:: TASK DETAILS ::
Restate every entry word for word.

:: RECORDS ::
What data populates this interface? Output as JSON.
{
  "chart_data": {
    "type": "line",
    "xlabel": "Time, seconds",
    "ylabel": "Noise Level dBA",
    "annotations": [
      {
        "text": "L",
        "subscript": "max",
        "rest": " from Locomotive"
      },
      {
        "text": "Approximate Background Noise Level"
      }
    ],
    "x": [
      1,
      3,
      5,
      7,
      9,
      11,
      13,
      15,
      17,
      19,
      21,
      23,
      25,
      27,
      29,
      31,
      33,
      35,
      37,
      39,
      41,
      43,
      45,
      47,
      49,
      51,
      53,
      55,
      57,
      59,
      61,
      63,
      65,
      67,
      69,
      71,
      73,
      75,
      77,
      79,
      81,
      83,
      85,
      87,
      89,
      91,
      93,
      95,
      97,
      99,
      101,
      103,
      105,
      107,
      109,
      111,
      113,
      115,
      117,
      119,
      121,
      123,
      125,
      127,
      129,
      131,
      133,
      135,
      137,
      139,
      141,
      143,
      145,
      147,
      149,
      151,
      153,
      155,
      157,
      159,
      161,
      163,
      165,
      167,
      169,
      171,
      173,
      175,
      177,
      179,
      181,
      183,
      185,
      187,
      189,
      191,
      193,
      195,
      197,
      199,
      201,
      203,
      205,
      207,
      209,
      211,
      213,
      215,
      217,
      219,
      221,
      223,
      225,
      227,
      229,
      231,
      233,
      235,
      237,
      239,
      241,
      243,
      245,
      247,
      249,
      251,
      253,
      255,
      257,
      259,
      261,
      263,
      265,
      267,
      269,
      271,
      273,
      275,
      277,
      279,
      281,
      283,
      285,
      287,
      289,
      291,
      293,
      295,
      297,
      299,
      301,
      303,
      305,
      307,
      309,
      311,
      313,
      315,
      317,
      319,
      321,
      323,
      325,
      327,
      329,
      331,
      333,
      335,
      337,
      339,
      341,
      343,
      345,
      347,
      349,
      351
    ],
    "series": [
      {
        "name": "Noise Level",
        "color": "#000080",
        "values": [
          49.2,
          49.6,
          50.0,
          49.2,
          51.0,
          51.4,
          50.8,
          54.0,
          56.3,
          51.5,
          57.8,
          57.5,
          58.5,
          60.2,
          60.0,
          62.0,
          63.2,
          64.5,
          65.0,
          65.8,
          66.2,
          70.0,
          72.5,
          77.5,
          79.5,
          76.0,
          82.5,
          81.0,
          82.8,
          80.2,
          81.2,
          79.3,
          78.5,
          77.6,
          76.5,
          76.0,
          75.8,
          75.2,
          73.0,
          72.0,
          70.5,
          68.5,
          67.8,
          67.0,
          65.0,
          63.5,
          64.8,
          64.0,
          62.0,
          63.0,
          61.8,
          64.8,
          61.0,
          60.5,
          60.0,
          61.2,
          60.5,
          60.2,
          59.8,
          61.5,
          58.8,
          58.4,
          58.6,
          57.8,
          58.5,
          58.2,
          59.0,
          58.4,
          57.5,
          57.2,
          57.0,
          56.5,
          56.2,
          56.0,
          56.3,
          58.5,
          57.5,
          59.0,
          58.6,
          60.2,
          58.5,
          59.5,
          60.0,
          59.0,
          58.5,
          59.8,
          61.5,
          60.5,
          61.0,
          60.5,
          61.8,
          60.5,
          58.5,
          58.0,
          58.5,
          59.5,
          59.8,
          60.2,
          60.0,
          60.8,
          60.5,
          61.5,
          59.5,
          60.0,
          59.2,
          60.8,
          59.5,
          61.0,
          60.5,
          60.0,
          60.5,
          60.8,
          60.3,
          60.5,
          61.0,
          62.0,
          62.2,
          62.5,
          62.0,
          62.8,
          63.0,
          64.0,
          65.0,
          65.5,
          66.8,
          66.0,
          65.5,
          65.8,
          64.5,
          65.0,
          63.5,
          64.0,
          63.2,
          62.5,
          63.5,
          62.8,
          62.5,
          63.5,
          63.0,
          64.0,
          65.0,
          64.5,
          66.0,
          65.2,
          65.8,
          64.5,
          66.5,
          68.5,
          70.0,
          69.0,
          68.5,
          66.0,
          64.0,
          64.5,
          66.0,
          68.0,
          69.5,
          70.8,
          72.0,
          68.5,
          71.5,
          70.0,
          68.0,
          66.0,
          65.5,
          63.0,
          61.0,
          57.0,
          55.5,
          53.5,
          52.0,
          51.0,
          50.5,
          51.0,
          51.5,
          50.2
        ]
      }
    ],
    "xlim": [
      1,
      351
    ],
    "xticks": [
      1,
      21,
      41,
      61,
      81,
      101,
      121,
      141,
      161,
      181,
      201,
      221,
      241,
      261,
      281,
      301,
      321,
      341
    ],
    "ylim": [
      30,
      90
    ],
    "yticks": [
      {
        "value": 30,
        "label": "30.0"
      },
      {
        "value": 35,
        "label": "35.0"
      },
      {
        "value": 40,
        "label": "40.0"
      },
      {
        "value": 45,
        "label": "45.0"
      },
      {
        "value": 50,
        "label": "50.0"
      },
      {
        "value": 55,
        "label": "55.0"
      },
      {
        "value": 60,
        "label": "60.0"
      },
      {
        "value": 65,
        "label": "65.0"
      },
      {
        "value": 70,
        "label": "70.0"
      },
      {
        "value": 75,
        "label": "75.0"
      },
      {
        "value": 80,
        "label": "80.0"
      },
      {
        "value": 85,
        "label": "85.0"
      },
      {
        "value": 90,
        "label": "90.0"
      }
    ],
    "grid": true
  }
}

:: EXERCISE RESPONSE ::
What data populates this interface? Output as JSON.
{
  "chart_data": {
    "type": "line",
    "xlabel": "Time, seconds",
    "ylabel": "Noise Level dBA",
    "annotations": [
      {
        "text": "L",
        "subscript": "max",
        "rest": " from Locomotive"
      },
      {
        "text": "Approximate Background Noise Level"
      }
    ],
    "x": [
      1,
      3,
      5,
      7,
      9,
      11,
      13,
      15,
      17,
      19,
      21,
      23,
      25,
      27,
      29,
      31,
      33,
      35,
      37,
      39,
      41,
      43,
      45,
      47,
      49,
      51,
      53,
      55,
      57,
      59,
      61,
      63,
      65,
      67,
      69,
      71,
      73,
      75,
      77,
      79,
      81,
      83,
      85,
      87,
      89,
      91,
      93,
      95,
      97,
      99,
      101,
      103,
      105,
      107,
      109,
      111,
      113,
      115,
      117,
      119,
      121,
      123,
      125,
      127,
      129,
      131,
      133,
      135,
      137,
      139,
      141,
      143,
      145,
      147,
      149,
      151,
      153,
      155,
      157,
      159,
      161,
      163,
      165,
      167,
      169,
      171,
      173,
      175,
      177,
      179,
      181,
      183,
      185,
      187,
      189,
      191,
      193,
      195,
      197,
      199,
      201,
      203,
      205,
      207,
      209,
      211,
      213,
      215,
      217,
      219,
      221,
      223,
      225,
      227,
      229,
      231,
      233,
      235,
      237,
      239,
      241,
      243,
      245,
      247,
      249,
      251,
      253,
      255,
      257,
      259,
      261,
      263,
      265,
      267,
      269,
      271,
      273,
      275,
      277,
      279,
      281,
      283,
      285,
      287,
      289,
      291,
      293,
      295,
      297,
      299,
      301,
      303,
      305,
      307,
      309,
      311,
      313,
      315,
      317,
      319,
      321,
      323,
      325,
      327,
      329,
      331,
      333,
      335,
      337,
      339,
      341,
      343,
      345,
      347,
      349,
      351
    ],
    "series": [
      {
        "name": "Noise Level",
        "color": "#000080",
        "values": [
          49.2,
          49.6,
          50.0,
          49.2,
          51.0,
          51.4,
          50.8,
          54.0,
          56.3,
          51.5,
          57.8,
          57.5,
          58.5,
          60.2,
          60.0,
          62.0,
          63.2,
          64.5,
          65.0,
          65.8,
          66.2,
          70.0,
          72.5,
          77.5,
          79.5,
          76.0,
          82.5,
          81.0,
          82.8,
          80.2,
          81.2,
          79.3,
          78.5,
          77.6,
          76.5,
          76.0,
          75.8,
          75.2,
          73.0,
          72.0,
          70.5,
          68.5,
          67.8,
          67.0,
          65.0,
          63.5,
          64.8,
          64.0,
          62.0,
          63.0,
          61.8,
          64.8,
          61.0,
          60.5,
          60.0,
          61.2,
          60.5,
          60.2,
          59.8,
          61.5,
          58.8,
          58.4,
          58.6,
          57.8,
          58.5,
          58.2,
          59.0,
          58.4,
          57.5,
          57.2,
          57.0,
          56.5,
          56.2,
          56.0,
          56.3,
          58.5,
          57.5,
          59.0,
          58.6,
          60.2,
          58.5,
          59.5,
          60.0,
          59.0,
          58.5,
          59.8,
          61.5,
          60.5,
          61.0,
          60.5,
          61.8,
          60.5,
          58.5,
          58.0,
          58.5,
          59.5,
          59.8,
          60.2,
          60.0,
          60.8,
          60.5,
          61.5,
          59.5,
          60.0,
          59.2,
          60.8,
          59.5,
          61.0,
          60.5,
          60.0,
          60.5,
          60.8,
          60.3,
          60.5,
          61.0,
          62.0,
          62.2,
          62.5,
          62.0,
          62.8,
          63.0,
          64.0,
          65.0,
          65.5,
          66.8,
          66.0,
          65.5,
          65.8,
          64.5,
          65.0,
          63.5,
          64.0,
          63.2,
          62.5,
          63.5,
          62.8,
          62.5,
          63.5,
          63.0,
          64.0,
          65.0,
          64.5,
          66.0,
          65.2,
          65.8,
          64.5,
          66.5,
          68.5,
          70.0,
          69.0,
          68.5,
          66.0,
          64.0,
          64.5,
          66.0,
          68.0,
          69.5,
          70.8,
          72.0,
          68.5,
          71.5,
          70.0,
          68.0,
          66.0,
          65.5,
          63.0,
          61.0,
          57.0,
          55.5,
          53.5,
          52.0,
          51.0,
          50.5,
          51.0,
          51.5,
          50.2
        ]
      }
    ],
    "xlim": [
      1,
      351
    ],
    "xticks": [
      1,
      21,
      41,
      61,
      81,
      101,
      121,
      141,
      161,
      181,
      201,
      221,
      241,
      261,
      281,
      301,
      321,
      341
    ],
    "ylim": [
      30,
      90
    ],
    "yticks": [
      {
        "value": 30,
        "label": "30.0"
      },
      {
        "value": 35,
        "label": "35.0"
      },
      {
        "value": 40,
        "label": "40.0"
      },
      {
        "value": 45,
        "label": "45.0"
      },
      {
        "value": 50,
        "label": "50.0"
      },
      {
        "value": 55,
        "label": "55.0"
      },
      {
        "value": 60,
        "label": "60.0"
      },
      {
        "value": 65,
        "label": "65.0"
      },
      {
        "value": 70,
        "label": "70.0"
      },
      {
        "value": 75,
        "label": "75.0"
      },
      {
        "value": 80,
        "label": "80.0"
      },
      {
        "value": 85,
        "label": "85.0"
      },
      {
        "value": 90,
        "label": "90.0"
      }
    ],
    "grid": true
  }
}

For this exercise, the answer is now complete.